§ THE PROBLEM
Find the word "метода" in the records below. List each line containing it.

§ AVAILABLE RECORDS
···

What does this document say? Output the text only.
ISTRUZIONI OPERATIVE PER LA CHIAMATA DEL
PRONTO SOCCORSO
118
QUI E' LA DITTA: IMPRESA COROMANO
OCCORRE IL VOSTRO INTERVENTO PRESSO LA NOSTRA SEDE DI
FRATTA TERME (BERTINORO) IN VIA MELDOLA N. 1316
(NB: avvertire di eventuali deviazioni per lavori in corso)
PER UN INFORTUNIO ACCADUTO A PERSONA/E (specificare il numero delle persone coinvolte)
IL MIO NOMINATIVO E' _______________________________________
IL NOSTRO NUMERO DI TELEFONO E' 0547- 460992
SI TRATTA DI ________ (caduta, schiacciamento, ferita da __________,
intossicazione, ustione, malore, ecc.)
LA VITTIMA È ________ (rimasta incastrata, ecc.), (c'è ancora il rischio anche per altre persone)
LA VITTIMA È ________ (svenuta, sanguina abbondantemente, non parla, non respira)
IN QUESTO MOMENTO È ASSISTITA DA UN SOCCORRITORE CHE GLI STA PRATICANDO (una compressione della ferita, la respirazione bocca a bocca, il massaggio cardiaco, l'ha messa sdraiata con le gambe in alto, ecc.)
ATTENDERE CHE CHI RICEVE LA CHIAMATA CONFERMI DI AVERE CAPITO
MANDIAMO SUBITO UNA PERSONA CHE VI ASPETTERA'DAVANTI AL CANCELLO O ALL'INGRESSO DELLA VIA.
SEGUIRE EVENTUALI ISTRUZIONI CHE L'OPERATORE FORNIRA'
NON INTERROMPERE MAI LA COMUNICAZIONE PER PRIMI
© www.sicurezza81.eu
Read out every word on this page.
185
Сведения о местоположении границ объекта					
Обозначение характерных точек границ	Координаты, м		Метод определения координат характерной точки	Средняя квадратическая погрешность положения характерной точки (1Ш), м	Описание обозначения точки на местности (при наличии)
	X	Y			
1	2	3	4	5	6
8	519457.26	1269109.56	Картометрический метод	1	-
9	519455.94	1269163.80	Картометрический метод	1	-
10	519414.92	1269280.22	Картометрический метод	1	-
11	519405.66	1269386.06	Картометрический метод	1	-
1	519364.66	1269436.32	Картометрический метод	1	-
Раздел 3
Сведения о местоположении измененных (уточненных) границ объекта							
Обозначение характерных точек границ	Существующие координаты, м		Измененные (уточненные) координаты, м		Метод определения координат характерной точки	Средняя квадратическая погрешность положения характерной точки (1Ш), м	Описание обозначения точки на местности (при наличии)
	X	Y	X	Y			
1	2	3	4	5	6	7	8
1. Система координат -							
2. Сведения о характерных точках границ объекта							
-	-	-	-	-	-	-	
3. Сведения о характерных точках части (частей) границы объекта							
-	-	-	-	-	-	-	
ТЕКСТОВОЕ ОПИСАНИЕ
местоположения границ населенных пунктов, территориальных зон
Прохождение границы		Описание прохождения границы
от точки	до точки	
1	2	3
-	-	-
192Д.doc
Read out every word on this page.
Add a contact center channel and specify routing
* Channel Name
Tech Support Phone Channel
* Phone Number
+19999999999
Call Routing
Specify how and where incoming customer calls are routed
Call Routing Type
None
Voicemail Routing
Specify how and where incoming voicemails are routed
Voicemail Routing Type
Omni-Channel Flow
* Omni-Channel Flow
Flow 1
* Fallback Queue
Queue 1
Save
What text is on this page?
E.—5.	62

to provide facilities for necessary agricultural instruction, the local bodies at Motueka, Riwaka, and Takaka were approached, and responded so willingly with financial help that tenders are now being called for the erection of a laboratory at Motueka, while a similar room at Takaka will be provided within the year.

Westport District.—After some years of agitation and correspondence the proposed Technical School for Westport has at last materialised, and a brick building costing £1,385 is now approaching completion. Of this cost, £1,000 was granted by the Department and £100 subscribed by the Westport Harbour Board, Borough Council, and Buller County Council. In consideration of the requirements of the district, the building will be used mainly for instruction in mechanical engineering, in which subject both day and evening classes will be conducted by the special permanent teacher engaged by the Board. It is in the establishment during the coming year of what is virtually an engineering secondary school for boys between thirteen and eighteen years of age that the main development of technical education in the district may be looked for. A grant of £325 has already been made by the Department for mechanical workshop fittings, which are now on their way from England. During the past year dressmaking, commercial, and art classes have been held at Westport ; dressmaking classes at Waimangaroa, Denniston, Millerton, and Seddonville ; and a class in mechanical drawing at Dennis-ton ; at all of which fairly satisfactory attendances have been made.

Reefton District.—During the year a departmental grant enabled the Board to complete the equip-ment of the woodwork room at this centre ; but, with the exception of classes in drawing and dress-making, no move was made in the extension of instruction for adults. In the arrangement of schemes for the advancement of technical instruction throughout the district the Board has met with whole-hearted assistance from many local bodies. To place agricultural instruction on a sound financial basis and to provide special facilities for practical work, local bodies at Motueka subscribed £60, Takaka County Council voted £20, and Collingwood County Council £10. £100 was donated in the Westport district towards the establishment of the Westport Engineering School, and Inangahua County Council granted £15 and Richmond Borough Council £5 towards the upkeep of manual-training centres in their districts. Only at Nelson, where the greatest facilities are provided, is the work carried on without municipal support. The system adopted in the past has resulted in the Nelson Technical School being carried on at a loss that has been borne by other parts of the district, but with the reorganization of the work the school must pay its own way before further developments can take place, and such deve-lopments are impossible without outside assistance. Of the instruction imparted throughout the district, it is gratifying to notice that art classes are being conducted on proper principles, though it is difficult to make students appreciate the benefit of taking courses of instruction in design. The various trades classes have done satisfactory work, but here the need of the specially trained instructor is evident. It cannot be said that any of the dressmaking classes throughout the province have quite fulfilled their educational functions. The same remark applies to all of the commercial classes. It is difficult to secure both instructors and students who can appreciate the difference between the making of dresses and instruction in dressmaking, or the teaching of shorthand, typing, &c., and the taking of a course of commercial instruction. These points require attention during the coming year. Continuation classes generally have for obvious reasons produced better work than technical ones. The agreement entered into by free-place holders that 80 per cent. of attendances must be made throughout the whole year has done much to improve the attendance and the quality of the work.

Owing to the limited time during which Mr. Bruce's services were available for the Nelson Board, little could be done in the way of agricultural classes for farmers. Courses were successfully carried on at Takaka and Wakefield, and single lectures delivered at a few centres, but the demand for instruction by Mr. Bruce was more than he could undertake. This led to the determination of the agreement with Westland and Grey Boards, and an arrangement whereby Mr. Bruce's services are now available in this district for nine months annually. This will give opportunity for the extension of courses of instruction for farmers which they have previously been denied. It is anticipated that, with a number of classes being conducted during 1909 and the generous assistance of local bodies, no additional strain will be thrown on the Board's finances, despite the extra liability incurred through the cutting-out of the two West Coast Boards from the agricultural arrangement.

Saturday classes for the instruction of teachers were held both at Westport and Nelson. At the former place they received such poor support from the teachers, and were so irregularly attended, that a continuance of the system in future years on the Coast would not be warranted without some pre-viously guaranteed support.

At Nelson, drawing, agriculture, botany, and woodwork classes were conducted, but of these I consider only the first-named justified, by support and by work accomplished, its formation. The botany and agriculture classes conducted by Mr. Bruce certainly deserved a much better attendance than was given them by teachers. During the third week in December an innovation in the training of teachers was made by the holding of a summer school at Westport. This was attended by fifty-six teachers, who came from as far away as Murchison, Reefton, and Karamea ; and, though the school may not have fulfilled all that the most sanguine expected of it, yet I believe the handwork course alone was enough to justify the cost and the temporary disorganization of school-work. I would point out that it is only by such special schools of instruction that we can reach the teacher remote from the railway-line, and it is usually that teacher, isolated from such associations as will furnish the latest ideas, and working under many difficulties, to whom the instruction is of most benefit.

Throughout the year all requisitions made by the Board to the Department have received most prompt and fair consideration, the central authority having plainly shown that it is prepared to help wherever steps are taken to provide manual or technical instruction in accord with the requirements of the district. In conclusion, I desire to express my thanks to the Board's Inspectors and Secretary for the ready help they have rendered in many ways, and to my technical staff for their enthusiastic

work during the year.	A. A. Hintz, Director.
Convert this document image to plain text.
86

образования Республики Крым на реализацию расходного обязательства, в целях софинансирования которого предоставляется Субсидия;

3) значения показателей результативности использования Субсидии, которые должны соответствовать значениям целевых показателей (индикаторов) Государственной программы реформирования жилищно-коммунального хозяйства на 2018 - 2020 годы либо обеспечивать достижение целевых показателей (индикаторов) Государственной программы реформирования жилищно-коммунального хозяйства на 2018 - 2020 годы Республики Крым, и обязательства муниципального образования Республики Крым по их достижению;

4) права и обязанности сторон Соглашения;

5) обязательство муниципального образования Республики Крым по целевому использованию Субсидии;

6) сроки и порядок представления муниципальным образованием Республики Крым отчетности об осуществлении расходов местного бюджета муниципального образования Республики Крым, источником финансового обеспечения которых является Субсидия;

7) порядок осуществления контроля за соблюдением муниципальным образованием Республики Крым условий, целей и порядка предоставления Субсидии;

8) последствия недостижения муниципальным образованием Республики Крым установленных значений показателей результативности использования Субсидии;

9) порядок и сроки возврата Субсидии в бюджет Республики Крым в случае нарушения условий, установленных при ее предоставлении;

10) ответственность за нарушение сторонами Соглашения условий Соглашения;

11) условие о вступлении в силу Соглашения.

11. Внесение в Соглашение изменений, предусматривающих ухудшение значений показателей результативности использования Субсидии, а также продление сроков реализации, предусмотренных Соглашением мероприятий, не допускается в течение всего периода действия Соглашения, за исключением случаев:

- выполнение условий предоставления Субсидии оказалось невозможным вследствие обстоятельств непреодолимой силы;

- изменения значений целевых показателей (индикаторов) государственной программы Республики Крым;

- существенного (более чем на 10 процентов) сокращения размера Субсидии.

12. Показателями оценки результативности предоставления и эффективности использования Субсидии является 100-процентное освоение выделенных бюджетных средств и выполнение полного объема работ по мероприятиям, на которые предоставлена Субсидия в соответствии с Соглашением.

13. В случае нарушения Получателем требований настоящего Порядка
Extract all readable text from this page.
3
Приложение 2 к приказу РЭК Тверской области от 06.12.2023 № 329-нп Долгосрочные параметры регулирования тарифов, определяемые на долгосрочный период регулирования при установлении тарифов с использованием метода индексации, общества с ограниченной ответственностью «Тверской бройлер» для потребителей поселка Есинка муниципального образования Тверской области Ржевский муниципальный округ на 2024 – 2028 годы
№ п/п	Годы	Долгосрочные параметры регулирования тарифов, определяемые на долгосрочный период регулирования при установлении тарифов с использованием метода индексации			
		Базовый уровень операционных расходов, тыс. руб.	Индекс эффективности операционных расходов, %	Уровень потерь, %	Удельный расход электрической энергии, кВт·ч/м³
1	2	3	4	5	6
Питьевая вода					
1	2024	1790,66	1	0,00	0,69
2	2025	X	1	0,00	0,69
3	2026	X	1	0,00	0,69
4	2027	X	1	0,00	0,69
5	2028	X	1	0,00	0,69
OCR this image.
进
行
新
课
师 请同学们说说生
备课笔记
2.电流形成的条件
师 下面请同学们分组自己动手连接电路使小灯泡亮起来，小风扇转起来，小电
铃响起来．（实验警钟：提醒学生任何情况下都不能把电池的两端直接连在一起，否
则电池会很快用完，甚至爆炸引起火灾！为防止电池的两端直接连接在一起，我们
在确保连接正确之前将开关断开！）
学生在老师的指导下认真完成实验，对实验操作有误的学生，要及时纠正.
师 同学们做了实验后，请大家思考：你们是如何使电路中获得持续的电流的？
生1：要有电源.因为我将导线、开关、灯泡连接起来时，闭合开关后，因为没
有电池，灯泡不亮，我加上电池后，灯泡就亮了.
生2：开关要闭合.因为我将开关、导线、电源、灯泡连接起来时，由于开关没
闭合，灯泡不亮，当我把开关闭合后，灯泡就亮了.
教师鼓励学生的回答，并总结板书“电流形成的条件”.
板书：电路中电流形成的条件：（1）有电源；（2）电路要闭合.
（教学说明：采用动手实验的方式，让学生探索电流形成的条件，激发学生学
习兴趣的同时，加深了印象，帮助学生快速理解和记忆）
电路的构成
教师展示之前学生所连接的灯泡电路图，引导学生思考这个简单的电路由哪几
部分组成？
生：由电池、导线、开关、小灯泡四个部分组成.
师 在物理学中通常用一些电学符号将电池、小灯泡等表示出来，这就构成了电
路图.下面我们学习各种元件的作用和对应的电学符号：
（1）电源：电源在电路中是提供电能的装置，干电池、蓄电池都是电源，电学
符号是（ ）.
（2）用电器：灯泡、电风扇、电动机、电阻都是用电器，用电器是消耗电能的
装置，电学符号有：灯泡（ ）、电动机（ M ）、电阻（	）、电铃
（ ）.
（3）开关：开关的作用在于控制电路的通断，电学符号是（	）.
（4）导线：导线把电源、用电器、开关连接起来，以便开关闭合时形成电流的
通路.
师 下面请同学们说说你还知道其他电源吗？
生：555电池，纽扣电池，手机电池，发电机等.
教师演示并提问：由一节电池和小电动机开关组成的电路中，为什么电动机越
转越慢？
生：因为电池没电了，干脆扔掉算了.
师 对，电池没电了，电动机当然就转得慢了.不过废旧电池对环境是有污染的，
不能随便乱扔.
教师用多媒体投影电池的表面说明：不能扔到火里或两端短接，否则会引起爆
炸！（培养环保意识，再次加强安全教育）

···

§ ANSWER TO THIS TASK
Приложение 2 к приказу РЭК Тверской области от 06.12.2023 № 329-нп Долгосрочные параметры регулирования тарифов, определяемые на долгосрочный период регулирования при установлении тарифов с использованием метода индексации, общества с ограниченной ответственностью «Тверской бройлер» для потребителей поселка Есинка муниципального образования Тверской области Ржевский муниципальный округ на 2024 – 2028 годы
№ п/п	Годы	Долгосрочные параметры регулирования тарифов, определяемые на долгосрочный период регулирования при установлении тарифов с использованием метода индексации			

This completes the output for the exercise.